#### GIVEN INSTRUCTION A
Copy out the rows below verbatim, everything from the very first row down through the line containing "x-tick-label: 0 bbox=[379, 177, 391, 183]", with that line included.

#### SOURCE DOCUMENT
(begin)
Jon Obermeyer
3 min readDec 13, 2019

Do Five-Star Amazon Reviews Matter for First-Time Authors?

Full Disclosure: I’m an Amazon author via the Kindle Direct Publishing (KDP) print-on-demand platform. My author clients (five this year) are also Amazon/KDP authors. The bar is so high on publishers these days (20,000 copies in Year One, was the sales number mentioned to me by an Acquistions Editor of a trade publisher), that self-publishing is about the only way these days to get your story out.

Besides, the publisher will probably put you in the release queue as a fall 2022 title, and put no money behind the launch and book tour.

It’s a DIY world any way you look at it.

I advise my first-time, self-published author clients that marketing and sales is 50% of the book process, and it runs in parallel with editorial production efforts (ideating, writing, editing, proofing, formatting, cover design). Starting Day One. A-B-C: Always Be Closing.

I’ve recently noticed an interest and intensity around authors seeking five-star reviews post-publication, as a way to boost sales.

I’m not convinced.

While the companies selling “review assistance” services (like Pubby) will tell you that customers pay attention to reviews, I’m not convinced that customers actually purchase a book based on a review. People who notice my book are not necessarily buying it. That’s just human behavior.
(end)
#### GIVEN INSTRUCTION B
List every editorial production effort named in parentheses in the piece on Amazon reviews for first-time authors.

Listings of boxed layout items
(begin)
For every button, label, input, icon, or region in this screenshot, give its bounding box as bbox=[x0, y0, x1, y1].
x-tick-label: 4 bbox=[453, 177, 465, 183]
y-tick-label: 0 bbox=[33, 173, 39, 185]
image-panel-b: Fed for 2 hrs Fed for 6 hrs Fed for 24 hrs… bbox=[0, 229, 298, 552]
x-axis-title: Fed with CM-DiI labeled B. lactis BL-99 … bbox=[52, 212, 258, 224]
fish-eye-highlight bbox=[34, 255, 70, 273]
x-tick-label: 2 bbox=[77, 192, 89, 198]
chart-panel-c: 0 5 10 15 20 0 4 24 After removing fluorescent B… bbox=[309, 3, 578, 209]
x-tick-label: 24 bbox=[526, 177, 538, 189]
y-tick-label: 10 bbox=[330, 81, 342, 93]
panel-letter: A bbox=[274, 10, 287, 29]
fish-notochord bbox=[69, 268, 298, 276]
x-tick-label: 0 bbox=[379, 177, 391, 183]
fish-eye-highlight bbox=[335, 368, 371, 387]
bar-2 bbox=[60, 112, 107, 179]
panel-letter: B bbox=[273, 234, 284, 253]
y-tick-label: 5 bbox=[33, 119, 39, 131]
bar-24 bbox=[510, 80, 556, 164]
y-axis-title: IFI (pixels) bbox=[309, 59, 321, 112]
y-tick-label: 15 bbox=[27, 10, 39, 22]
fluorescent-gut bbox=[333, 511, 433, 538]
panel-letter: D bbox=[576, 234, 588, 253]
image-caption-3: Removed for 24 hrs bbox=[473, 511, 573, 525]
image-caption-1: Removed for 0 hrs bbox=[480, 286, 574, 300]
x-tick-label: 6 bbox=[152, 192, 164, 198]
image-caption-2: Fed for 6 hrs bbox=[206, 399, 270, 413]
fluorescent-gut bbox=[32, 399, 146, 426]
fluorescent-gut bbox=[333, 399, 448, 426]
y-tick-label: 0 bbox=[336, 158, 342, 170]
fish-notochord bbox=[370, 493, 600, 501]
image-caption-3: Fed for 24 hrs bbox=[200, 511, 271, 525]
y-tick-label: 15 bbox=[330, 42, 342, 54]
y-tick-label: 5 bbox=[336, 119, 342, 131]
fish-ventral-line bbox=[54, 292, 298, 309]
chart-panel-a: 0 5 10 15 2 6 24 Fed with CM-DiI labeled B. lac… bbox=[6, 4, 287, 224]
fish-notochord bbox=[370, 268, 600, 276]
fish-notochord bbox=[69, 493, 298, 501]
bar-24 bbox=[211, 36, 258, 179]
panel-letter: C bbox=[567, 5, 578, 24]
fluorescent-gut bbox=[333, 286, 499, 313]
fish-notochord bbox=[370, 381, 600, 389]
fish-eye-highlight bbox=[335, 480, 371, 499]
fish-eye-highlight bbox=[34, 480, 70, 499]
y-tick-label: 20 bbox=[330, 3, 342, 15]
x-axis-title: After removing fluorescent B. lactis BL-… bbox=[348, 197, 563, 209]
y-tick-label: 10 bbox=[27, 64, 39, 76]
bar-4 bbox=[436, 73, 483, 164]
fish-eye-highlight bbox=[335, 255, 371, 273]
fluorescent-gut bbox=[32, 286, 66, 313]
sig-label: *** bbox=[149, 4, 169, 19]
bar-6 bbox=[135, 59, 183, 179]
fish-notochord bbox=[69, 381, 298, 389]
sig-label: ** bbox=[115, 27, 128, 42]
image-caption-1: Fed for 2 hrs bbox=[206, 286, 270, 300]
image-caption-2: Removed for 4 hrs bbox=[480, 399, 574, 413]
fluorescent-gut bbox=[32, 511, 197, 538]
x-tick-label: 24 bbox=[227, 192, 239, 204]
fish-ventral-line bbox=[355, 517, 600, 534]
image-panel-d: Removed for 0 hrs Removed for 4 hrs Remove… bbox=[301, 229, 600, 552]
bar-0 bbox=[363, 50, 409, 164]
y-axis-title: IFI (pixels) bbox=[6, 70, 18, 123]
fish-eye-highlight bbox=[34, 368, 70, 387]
(end)
#### COMPLETE OUTPUT A
For every button, label, input, icon, or region in this screenshot, give its bounding box as bbox=[x0, y0, x1, y1].
x-tick-label: 4 bbox=[453, 177, 465, 183]
y-tick-label: 0 bbox=[33, 173, 39, 185]
image-panel-b: Fed for 2 hrs Fed for 6 hrs Fed for 24 hrs… bbox=[0, 229, 298, 552]
x-axis-title: Fed with CM-DiI labeled B. lactis BL-99 … bbox=[52, 212, 258, 224]
fish-eye-highlight bbox=[34, 255, 70, 273]
x-tick-label: 2 bbox=[77, 192, 89, 198]
chart-panel-c: 0 5 10 15 20 0 4 24 After removing fluorescent B… bbox=[309, 3, 578, 209]
x-tick-label: 24 bbox=[526, 177, 538, 189]
y-tick-label: 10 bbox=[330, 81, 342, 93]
panel-letter: A bbox=[274, 10, 287, 29]
fish-notochord bbox=[69, 268, 298, 276]
x-tick-label: 0 bbox=[379, 177, 391, 183]

#### COMPLETE OUTPUT B
ideating, writing, editing, proofing, formatting, cover design